## begin

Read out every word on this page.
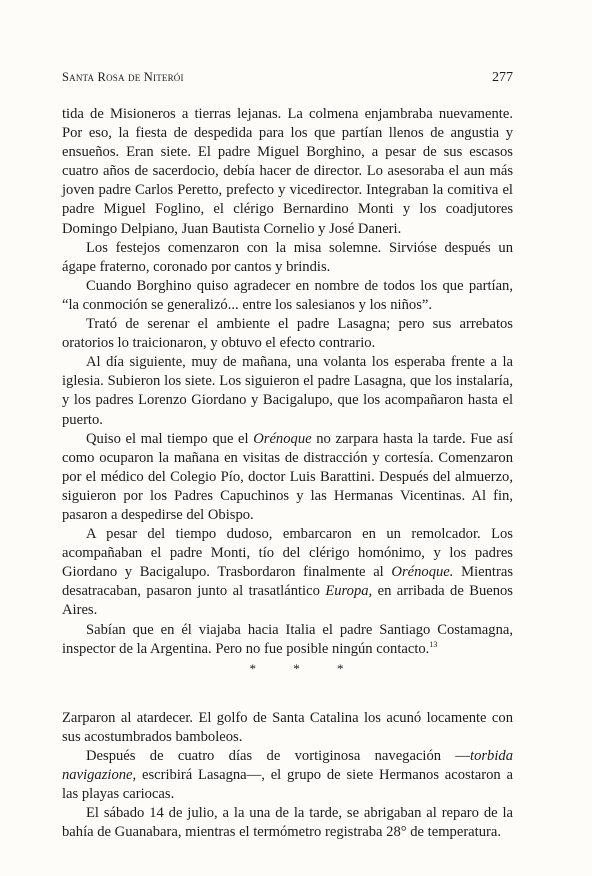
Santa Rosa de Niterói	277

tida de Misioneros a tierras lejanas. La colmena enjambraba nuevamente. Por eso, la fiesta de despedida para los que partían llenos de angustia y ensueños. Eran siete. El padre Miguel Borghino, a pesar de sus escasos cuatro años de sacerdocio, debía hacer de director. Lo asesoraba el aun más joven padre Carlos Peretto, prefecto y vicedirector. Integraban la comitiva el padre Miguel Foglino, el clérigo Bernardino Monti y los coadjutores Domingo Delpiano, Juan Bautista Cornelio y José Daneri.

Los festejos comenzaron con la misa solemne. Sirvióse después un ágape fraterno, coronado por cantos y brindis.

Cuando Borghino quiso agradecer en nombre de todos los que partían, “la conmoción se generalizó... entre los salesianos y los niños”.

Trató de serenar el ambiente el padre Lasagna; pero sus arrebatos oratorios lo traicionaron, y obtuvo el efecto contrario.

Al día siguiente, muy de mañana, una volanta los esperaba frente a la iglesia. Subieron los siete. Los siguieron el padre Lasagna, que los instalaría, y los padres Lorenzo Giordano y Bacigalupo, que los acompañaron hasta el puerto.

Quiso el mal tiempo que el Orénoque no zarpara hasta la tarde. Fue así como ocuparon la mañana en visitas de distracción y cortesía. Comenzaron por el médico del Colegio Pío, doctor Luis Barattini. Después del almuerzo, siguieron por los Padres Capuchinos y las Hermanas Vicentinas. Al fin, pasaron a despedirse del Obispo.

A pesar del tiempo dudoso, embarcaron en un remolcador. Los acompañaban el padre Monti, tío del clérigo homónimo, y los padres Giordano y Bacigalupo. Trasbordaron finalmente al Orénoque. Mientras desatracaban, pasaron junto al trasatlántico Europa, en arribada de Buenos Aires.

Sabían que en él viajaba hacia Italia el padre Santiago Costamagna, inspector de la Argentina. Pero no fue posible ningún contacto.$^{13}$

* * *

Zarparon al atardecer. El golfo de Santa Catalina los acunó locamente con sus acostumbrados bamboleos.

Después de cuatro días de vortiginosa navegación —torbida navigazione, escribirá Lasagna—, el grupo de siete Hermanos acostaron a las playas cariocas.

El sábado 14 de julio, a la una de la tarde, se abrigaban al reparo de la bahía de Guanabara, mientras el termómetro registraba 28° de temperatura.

## end

» EXERCISE GOAL:
Within the entries above, how many lines contain "Santa"? Respond with the number only.

» SOLUTION:
2